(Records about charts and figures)

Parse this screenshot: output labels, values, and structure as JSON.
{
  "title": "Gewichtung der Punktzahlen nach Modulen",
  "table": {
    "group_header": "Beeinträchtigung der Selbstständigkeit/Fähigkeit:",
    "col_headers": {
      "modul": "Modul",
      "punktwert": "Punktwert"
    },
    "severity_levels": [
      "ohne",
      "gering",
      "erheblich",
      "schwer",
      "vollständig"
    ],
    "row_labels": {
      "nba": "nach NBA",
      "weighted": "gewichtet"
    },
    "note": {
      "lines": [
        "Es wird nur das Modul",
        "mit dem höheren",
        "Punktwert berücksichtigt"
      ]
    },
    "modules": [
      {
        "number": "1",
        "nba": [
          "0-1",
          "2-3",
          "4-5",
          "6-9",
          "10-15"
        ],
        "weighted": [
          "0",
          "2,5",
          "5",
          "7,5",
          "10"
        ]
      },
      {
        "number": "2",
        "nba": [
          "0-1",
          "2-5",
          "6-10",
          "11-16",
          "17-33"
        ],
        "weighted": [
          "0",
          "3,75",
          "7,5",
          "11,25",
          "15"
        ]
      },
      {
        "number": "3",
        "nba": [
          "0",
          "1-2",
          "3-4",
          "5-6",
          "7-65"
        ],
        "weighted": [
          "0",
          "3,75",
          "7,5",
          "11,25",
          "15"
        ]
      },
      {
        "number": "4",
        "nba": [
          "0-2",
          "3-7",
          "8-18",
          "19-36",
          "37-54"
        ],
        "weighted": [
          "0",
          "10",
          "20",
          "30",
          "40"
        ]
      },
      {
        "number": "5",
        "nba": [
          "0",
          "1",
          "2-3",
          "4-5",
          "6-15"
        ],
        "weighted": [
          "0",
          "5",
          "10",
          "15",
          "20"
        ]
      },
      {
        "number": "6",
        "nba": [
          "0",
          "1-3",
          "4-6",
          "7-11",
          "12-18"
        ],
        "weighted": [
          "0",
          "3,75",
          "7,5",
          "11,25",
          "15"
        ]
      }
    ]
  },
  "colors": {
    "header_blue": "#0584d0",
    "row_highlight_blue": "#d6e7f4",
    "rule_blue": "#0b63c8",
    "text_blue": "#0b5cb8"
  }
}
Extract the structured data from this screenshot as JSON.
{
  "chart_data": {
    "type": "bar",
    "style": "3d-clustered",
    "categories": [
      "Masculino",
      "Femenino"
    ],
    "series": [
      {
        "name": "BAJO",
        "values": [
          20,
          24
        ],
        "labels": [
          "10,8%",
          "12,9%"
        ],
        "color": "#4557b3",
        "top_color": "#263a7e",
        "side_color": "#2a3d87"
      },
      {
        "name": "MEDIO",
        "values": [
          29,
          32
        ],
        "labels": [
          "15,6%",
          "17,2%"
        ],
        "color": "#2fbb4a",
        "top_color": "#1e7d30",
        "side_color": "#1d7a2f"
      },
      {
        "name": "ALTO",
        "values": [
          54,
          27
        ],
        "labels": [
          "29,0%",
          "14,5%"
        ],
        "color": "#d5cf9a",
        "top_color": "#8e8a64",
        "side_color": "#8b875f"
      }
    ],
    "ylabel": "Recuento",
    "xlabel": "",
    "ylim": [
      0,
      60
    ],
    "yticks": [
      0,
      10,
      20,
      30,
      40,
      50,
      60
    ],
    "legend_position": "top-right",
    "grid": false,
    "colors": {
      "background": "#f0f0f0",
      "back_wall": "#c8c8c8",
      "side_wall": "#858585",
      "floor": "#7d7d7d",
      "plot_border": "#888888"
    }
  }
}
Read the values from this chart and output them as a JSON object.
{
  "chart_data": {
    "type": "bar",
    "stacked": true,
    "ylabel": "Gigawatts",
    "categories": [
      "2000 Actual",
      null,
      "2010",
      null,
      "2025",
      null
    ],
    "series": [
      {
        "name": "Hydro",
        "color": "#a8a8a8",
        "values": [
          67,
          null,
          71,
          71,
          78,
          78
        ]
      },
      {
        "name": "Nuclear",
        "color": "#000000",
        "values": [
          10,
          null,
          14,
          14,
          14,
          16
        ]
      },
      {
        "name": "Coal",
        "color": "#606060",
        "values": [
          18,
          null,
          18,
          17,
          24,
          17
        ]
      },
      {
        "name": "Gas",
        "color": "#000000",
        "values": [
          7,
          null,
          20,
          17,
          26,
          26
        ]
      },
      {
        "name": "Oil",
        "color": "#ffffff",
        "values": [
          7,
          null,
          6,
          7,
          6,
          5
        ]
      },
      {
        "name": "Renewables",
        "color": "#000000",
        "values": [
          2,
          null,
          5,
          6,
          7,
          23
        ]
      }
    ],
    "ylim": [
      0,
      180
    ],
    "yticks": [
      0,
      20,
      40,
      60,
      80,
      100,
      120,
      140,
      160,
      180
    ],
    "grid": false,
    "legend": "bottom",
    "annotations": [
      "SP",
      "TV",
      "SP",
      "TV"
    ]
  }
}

■ SET EXERCISE:
Reproduce, exactly and with nothing added, the lines from the one that includes "Read the values" through the last line of the material.

■ EXERCISE RESPONSE:
Read the values from this chart and output them as a JSON object.
{
  "chart_data": {
    "type": "bar",
    "stacked": true,
    "ylabel": "Gigawatts",
    "categories": [
      "2000 Actual",
      null,
      "2010",
      null,
      "2025",
      null
    ],
    "series": [
      {
        "name": "Hydro",
        "color": "#a8a8a8",
        "values": [
          67,
          null,
          71,
          71,
          78,
          78
        ]
      },
      {
        "name": "Nuclear",
        "color": "#000000",
        "values": [
          10,
          null,
          14,
          14,
          14,
          16
        ]
      },
      {
        "name": "Coal",
        "color": "#606060",
        "values": [
          18,
          null,
          18,
          17,
          24,
          17
        ]
      },
      {
        "name": "Gas",
        "color": "#000000",
        "values": [
          7,
          null,
          20,
          17,
          26,
          26
        ]
      },
      {
        "name": "Oil",
        "color": "#ffffff",
        "values": [
          7,
          null,
          6,
          7,
          6,
          5
        ]
      },
      {
        "name": "Renewables",
        "color": "#000000",
        "values": [
          2,
          null,
          5,
          6,
          7,
          23
        ]
      }
    ],
    "ylim": [
      0,
      180
    ],
    "yticks": [
      0,
      20,
      40,
      60,
      80,
      100,
      120,
      140,
      160,
      180
    ],
    "grid": false,
    "legend": "bottom",
    "annotations": [
      "SP",
      "TV",
      "SP",
      "TV"
    ]
  }
}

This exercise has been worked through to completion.